▸ **Entries**
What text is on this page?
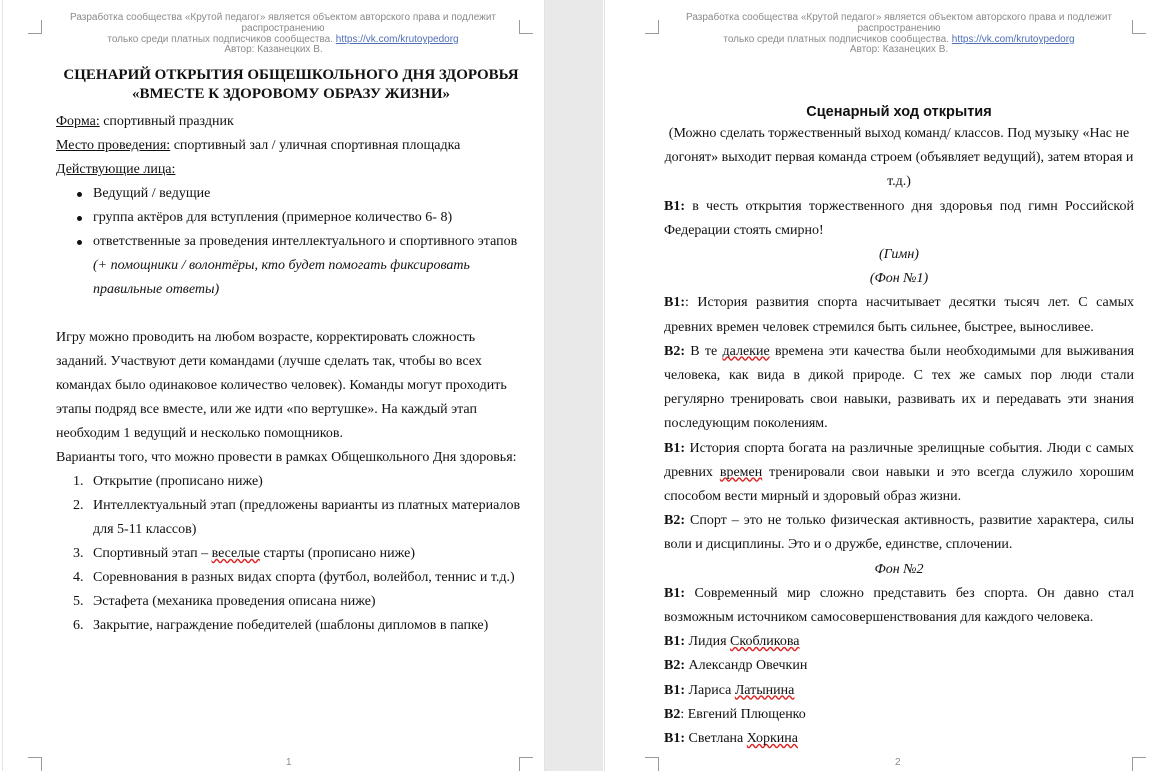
Разработка сообщества «Крутой педагог» является объектом авторского права и подлежит распространению
только среди платных подписчиков сообщества. https://vk.com/krutoypedorg
Автор: Казанецких В.
СЦЕНАРИЙ ОТКРЫТИЯ ОБЩЕШКОЛЬНОГО ДНЯ ЗДОРОВЬЯ
«ВМЕСТЕ К ЗДОРОВОМУ ОБРАЗУ ЖИЗНИ»
Форма: спортивный праздник
Место проведения: спортивный зал / уличная спортивная площадка
Действующие лица:
Ведущий / ведущие
группа актёров для вступления (примерное количество 6- 8)
ответственные за проведения интеллектуального и спортивного этапов
(+ помощники / волонтёры, кто будет помогать фиксировать правильные ответы)
Игру можно проводить на любом возрасте, корректировать сложность
заданий. Участвуют дети командами (лучше сделать так, чтобы во всех
командах было одинаковое количество человек). Команды могут проходить
этапы подряд все вместе, или же идти «по вертушке». На каждый этап
необходим 1 ведущий и несколько помощников.
Варианты того, что можно провести в рамках Общешкольного Дня здоровья:
1. Открытие (прописано ниже)
2. Интеллектуальный этап (предложены варианты из платных материалов для 5-11 классов)
3. Спортивный этап – веселые старты (прописано ниже)
4. Соревнования в разных видах спорта (футбол, волейбол, теннис и т.д.)
5. Эстафета (механика проведения описана ниже)
6. Закрытие, награждение победителей (шаблоны дипломов в папке)
1
Разработка сообщества «Крутой педагог» является объектом авторского права и подлежит распространению
только среди платных подписчиков сообщества. https://vk.com/krutoypedorg
Автор: Казанецких В.
Сценарный ход открытия
(Можно сделать торжественный выход команд/ классов. Под музыку «Нас не догонят» выходит первая команда строем (объявляет ведущий), затем вторая и т.д.)
В1: в честь открытия торжественного дня здоровья под гимн Российской Федерации стоять смирно!
(Гимн)
(Фон №1)
В1:: История развития спорта насчитывает десятки тысяч лет. С самых древних времен человек стремился быть сильнее, быстрее, выносливее.
В2: В те далекие времена эти качества были необходимыми для выживания человека, как вида в дикой природе. С тех же самых пор люди стали регулярно тренировать свои навыки, развивать их и передавать эти знания последующим поколениям.
В1: История спорта богата на различные зрелищные события. Люди с самых древних времен тренировали свои навыки и это всегда служило хорошим способом вести мирный и здоровый образ жизни.
В2: Спорт – это не только физическая активность, развитие характера, силы воли и дисциплины. Это и о дружбе, единстве, сплочении.
Фон №2
В1: Современный мир сложно представить без спорта. Он давно стал возможным источником самосовершенствования для каждого человека.
В1: Лидия Скобликова
В2: Александр Овечкин
В1: Лариса Латынина
В2: Евгений Плющенко
В1: Светлана Хоркина
2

▸ **Given task**
Pull out every line of the entries that includes the word "сделать".

▸ **Task solution**
заданий. Участвуют дети командами (лучше сделать так, чтобы во всех
(Можно сделать торжественный выход команд/ классов. Под музыку «Нас не догонят» выходит первая команда строем (объявляет ведущий), затем вторая и т.д.)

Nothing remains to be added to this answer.